→ **Directive**
Leave out the pictures and copy each record below exactly.

** Start **

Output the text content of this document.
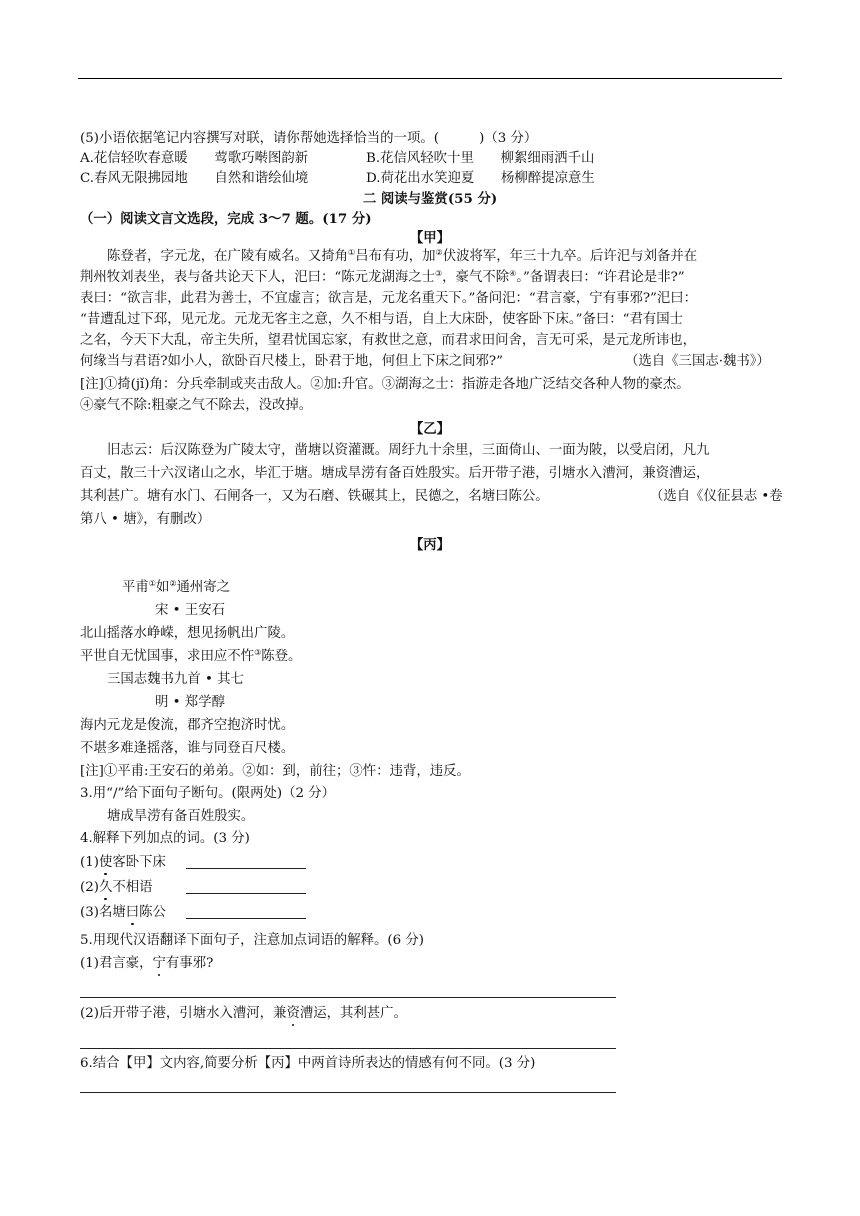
(5)小语依据笔记内容撰写对联，请你帮她选择恰当的一项。(　　　)（3 分）
A.花信轻吹春意暖　　莺歌巧啭图韵新	B.花信风轻吹十里　　柳絮细雨洒千山
C.春风无限拂园地　　自然和谐绘仙境	D.荷花出水笑迎夏　　杨柳醉提凉意生
二 阅读与鉴赏(55 分)
（一）阅读文言文选段，完成 3～7 题。(17 分)
【甲】
陈登者，字元龙，在广陵有威名。又掎角①吕布有功，加②伏波将军，年三十九卒。后许汜与刘备并在
荆州牧刘表坐，表与备共论天下人，汜曰：“陈元龙湖海之士③，豪气不除④。”备谓表曰：“许君论是非?”
表曰：“欲言非，此君为善士，不宜虚言；欲言是，元龙名重天下。”备问汜：“君言豪，宁有事邪?”汜曰：
“昔遭乱过下邳，见元龙。元龙无客主之意，久不相与语，自上大床卧，使客卧下床。”备曰：“君有国士
之名，今天下大乱，帝主失所，望君忧国忘家，有救世之意，而君求田问舍，言无可采，是元龙所讳也，
何缘当与君语?如小人，欲卧百尺楼上，卧君于地，何但上下床之间邪?”	（选自《三国志·魏书》）
[注]①掎(jǐ)角：分兵牵制或夹击敌人。②加:升官。③湖海之士：指游走各地广泛结交各种人物的豪杰。
④豪气不除:粗豪之气不除去，没改掉。
【乙】
旧志云：后汉陈登为广陵太守，凿塘以资灌溉。周纡九十余里，三面倚山、一面为陂，以受启闭，凡九
百丈，散三十六汊诸山之水，毕汇于塘。塘成旱涝有备百姓殷实。后开带子港，引塘水入漕河，兼资漕运，
其利甚广。塘有水门、石闸各一，又为石磨、铁碾其上，民德之，名塘曰陈公。	（选自《仪征县志 •卷
第八 • 塘》，有删改）
【丙】
平甫①如②通州寄之
宋 • 王安石
北山摇落水峥嵘，想见扬帆出广陵。
平世自无忧国事，求田应不忤③陈登。
三国志魏书九首 • 其七
明 • 郑学醇
海内元龙是俊流，郡齐空抱济时忧。
不堪多难逢摇落，谁与同登百尺楼。
[注]①平甫:王安石的弟弟。②如：到，前往；③忤：违背，违反。
3.用“/”给下面句子断句。(限两处)（2 分）
塘成旱涝有备百姓殷实。
4.解释下列加点的词。(3 分)
(1)使客卧下床
(2)久不相语
(3)名塘曰陈公
5.用现代汉语翻译下面句子，注意加点词语的解释。(6 分)
(1)君言豪，宁有事邪?
(2)后开带子港，引塘水入漕河，兼资漕运，其利甚广。
6.结合【甲】文内容,简要分析【丙】中两首诗所表达的情感有何不同。(3 分)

** End **

→ **Result of the task**
Output the text content of this document.
(5)小语依据笔记内容撰写对联，请你帮她选择恰当的一项。(　　　)（3 分）
A.花信轻吹春意暖　　莺歌巧啭图韵新	B.花信风轻吹十里　　柳絮细雨洒千山
C.春风无限拂园地　　自然和谐绘仙境	D.荷花出水笑迎夏　　杨柳醉提凉意生
二 阅读与鉴赏(55 分)
（一）阅读文言文选段，完成 3～7 题。(17 分)
【甲】
陈登者，字元龙，在广陵有威名。又掎角①吕布有功，加②伏波将军，年三十九卒。后许汜与刘备并在
荆州牧刘表坐，表与备共论天下人，汜曰：“陈元龙湖海之士③，豪气不除④。”备谓表曰：“许君论是非?”
表曰：“欲言非，此君为善士，不宜虚言；欲言是，元龙名重天下。”备问汜：“君言豪，宁有事邪?”汜曰：
“昔遭乱过下邳，见元龙。元龙无客主之意，久不相与语，自上大床卧，使客卧下床。”备曰：“君有国士
之名，今天下大乱，帝主失所，望君忧国忘家，有救世之意，而君求田问舍，言无可采，是元龙所讳也，
何缘当与君语?如小人，欲卧百尺楼上，卧君于地，何但上下床之间邪?”	（选自《三国志·魏书》）
[注]①掎(jǐ)角：分兵牵制或夹击敌人。②加:升官。③湖海之士：指游走各地广泛结交各种人物的豪杰。
④豪气不除:粗豪之气不除去，没改掉。
【乙】
旧志云：后汉陈登为广陵太守，凿塘以资灌溉。周纡九十余里，三面倚山、一面为陂，以受启闭，凡九
百丈，散三十六汊诸山之水，毕汇于塘。塘成旱涝有备百姓殷实。后开带子港，引塘水入漕河，兼资漕运，
其利甚广。塘有水门、石闸各一，又为石磨、铁碾其上，民德之，名塘曰陈公。	（选自《仪征县志 •卷
第八 • 塘》，有删改）
【丙】
平甫①如②通州寄之
宋 • 王安石
北山摇落水峥嵘，想见扬帆出广陵。
平世自无忧国事，求田应不忤③陈登。
三国志魏书九首 • 其七
明 • 郑学醇
海内元龙是俊流，郡齐空抱济时忧。
不堪多难逢摇落，谁与同登百尺楼。
[注]①平甫:王安石的弟弟。②如：到，前往；③忤：违背，违反。
3.用“/”给下面句子断句。(限两处)（2 分）
塘成旱涝有备百姓殷实。
4.解释下列加点的词。(3 分)
(1)使客卧下床
(2)久不相语
(3)名塘曰陈公
5.用现代汉语翻译下面句子，注意加点词语的解释。(6 分)
(1)君言豪，宁有事邪?
(2)后开带子港，引塘水入漕河，兼资漕运，其利甚广。
6.结合【甲】文内容,简要分析【丙】中两首诗所表达的情感有何不同。(3 分)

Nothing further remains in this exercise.